Records supplied →
[Begin]

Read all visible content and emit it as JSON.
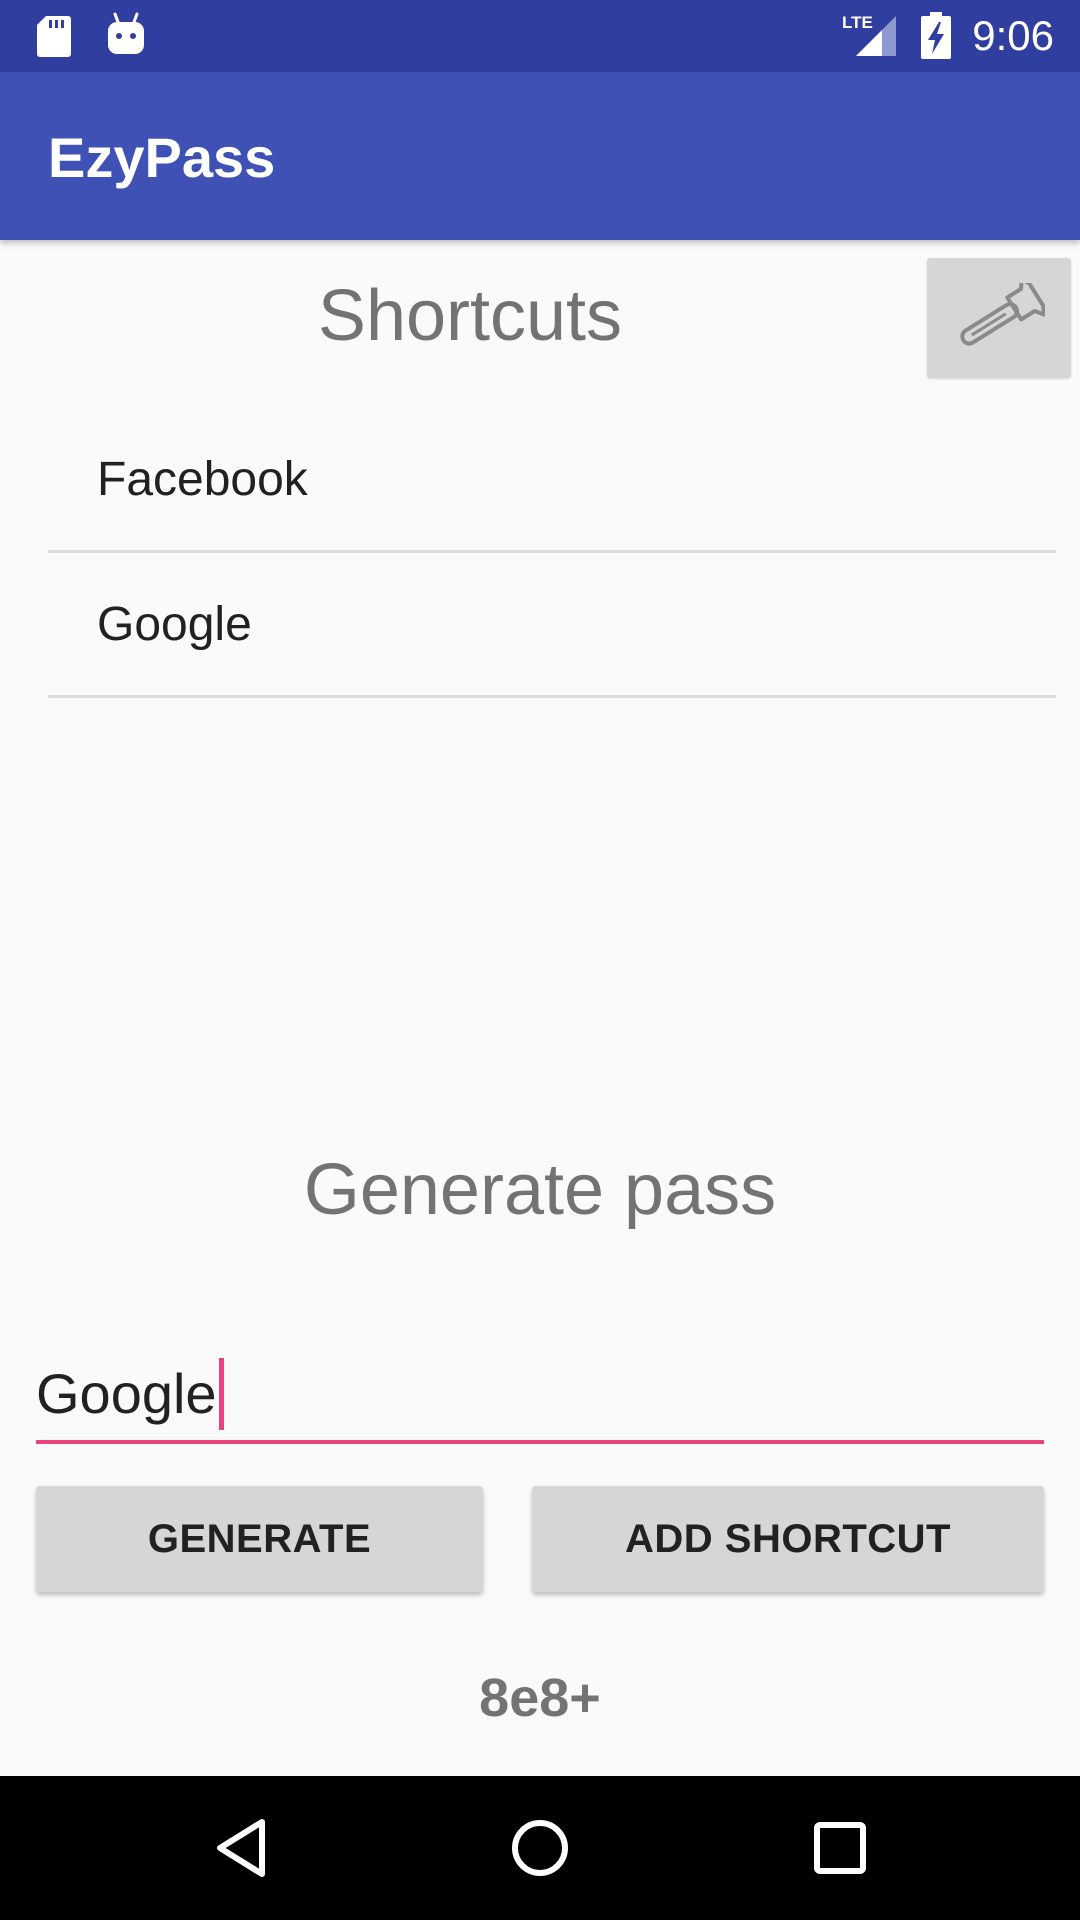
{
  "status_bar": {
    "time": "9:06",
    "icons": [
      "sd-card-icon",
      "android-icon",
      "lte-signal-icon",
      "battery-charging-icon"
    ]
  },
  "app_bar": {
    "title": "EzyPass"
  },
  "shortcuts": {
    "title": "Shortcuts",
    "settings_icon": "wrench-icon",
    "items": [
      {
        "label": "Facebook"
      },
      {
        "label": "Google"
      }
    ]
  },
  "generate": {
    "title": "Generate pass",
    "input_value": "Google",
    "generate_label": "GENERATE",
    "add_shortcut_label": "ADD SHORTCUT",
    "result": "8e8+"
  },
  "colors": {
    "status_bar": "#303f9f",
    "app_bar": "#3f51b5",
    "accent": "#e8437c",
    "button": "#d6d6d6"
  },
  "nav_bar": {
    "icons": [
      "back-icon",
      "home-icon",
      "recents-icon"
    ]
  }
}
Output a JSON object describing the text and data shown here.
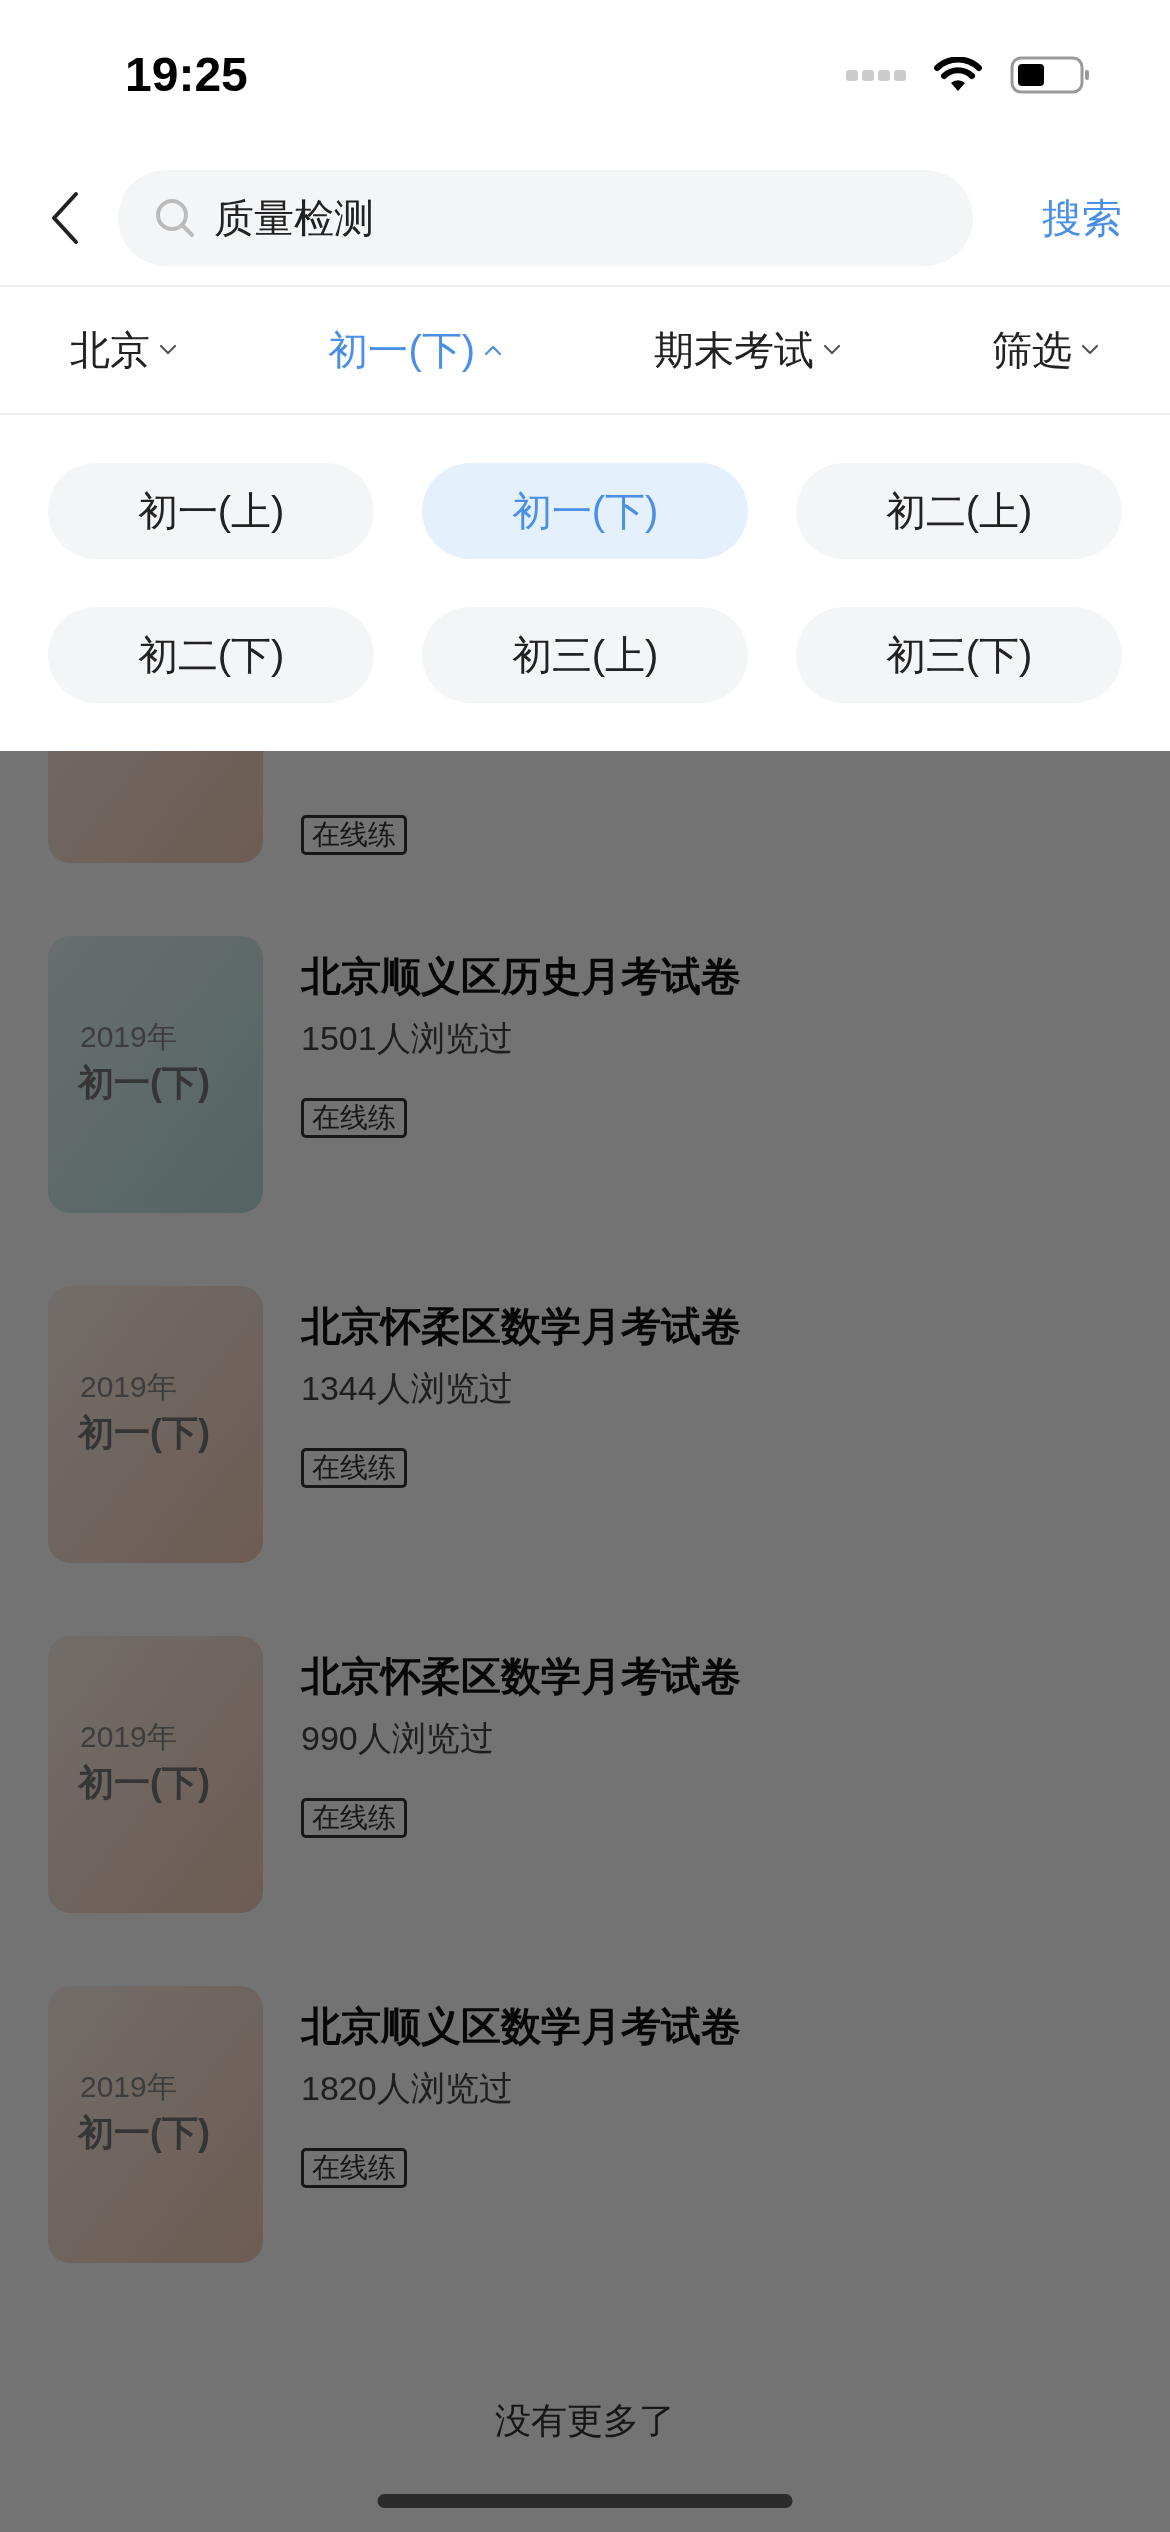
{
  "status_bar": {
    "time": "19:25"
  },
  "search": {
    "value": "质量检测",
    "button": "搜索"
  },
  "filters": [
    {
      "label": "北京",
      "selected": false
    },
    {
      "label": "初一(下)",
      "selected": true
    },
    {
      "label": "期末考试",
      "selected": false
    },
    {
      "label": "筛选",
      "selected": false
    }
  ],
  "grade_options": [
    {
      "label": "初一(上)",
      "selected": false
    },
    {
      "label": "初一(下)",
      "selected": true
    },
    {
      "label": "初二(上)",
      "selected": false
    },
    {
      "label": "初二(下)",
      "selected": false
    },
    {
      "label": "初三(上)",
      "selected": false
    },
    {
      "label": "初三(下)",
      "selected": false
    }
  ],
  "papers": [
    {
      "kind": "peach",
      "tag": "在线练"
    },
    {
      "kind": "mint",
      "year": "2019年",
      "grade": "初一(下)",
      "title": "北京顺义区历史月考试卷",
      "views": "1501人浏览过",
      "tag": "在线练"
    },
    {
      "kind": "peach",
      "year": "2019年",
      "grade": "初一(下)",
      "title": "北京怀柔区数学月考试卷",
      "views": "1344人浏览过",
      "tag": "在线练"
    },
    {
      "kind": "peach",
      "year": "2019年",
      "grade": "初一(下)",
      "title": "北京怀柔区数学月考试卷",
      "views": "990人浏览过",
      "tag": "在线练"
    },
    {
      "kind": "peach",
      "year": "2019年",
      "grade": "初一(下)",
      "title": "北京顺义区数学月考试卷",
      "views": "1820人浏览过",
      "tag": "在线练"
    }
  ],
  "footer": "没有更多了"
}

[End]

Leave the pictures out, and transcribe each of the records exactly.

Correct result →
Read all visible content and emit it as JSON.
{
  "status_bar": {
    "time": "9:06",
    "icons": [
      "sd-card-icon",
      "android-icon",
      "lte-signal-icon",
      "battery-charging-icon"
    ]
  },
  "app_bar": {
    "title": "EzyPass"
  },
  "shortcuts": {
    "title": "Shortcuts",
    "settings_icon": "wrench-icon",
    "items": [
      {
        "label": "Facebook"
      },
      {
        "label": "Google"
      }
    ]
  },
  "generate": {
    "title": "Generate pass",
    "input_value": "Google",
    "generate_label": "GENERATE",
    "add_shortcut_label": "ADD SHORTCUT",
    "result": "8e8+"
  },
  "colors": {
    "status_bar": "#303f9f",
    "app_bar": "#3f51b5",
    "accent": "#e8437c",
    "button": "#d6d6d6"
  },
  "nav_bar": {
    "icons": [
      "back-icon",
      "home-icon",
      "recents-icon"
    ]
  }
}
Output a JSON object describing the text and data shown here.
{
  "status_bar": {
    "time": "19:25"
  },
  "search": {
    "value": "质量检测",
    "button": "搜索"
  },
  "filters": [
    {
      "label": "北京",
      "selected": false
    },
    {
      "label": "初一(下)",
      "selected": true
    },
    {
      "label": "期末考试",
      "selected": false
    },
    {
      "label": "筛选",
      "selected": false
    }
  ],
  "grade_options": [
    {
      "label": "初一(上)",
      "selected": false
    },
    {
      "label": "初一(下)",
      "selected": true
    },
    {
      "label": "初二(上)",
      "selected": false
    },
    {
      "label": "初二(下)",
      "selected": false
    },
    {
      "label": "初三(上)",
      "selected": false
    },
    {
      "label": "初三(下)",
      "selected": false
    }
  ],
  "papers": [
    {
      "kind": "peach",
      "tag": "在线练"
    },
    {
      "kind": "mint",
      "year": "2019年",
      "grade": "初一(下)",
      "title": "北京顺义区历史月考试卷",
      "views": "1501人浏览过",
      "tag": "在线练"
    },
    {
      "kind": "peach",
      "year": "2019年",
      "grade": "初一(下)",
      "title": "北京怀柔区数学月考试卷",
      "views": "1344人浏览过",
      "tag": "在线练"
    },
    {
      "kind": "peach",
      "year": "2019年",
      "grade": "初一(下)",
      "title": "北京怀柔区数学月考试卷",
      "views": "990人浏览过",
      "tag": "在线练"
    },
    {
      "kind": "peach",
      "year": "2019年",
      "grade": "初一(下)",
      "title": "北京顺义区数学月考试卷",
      "views": "1820人浏览过",
      "tag": "在线练"
    }
  ],
  "footer": "没有更多了"
}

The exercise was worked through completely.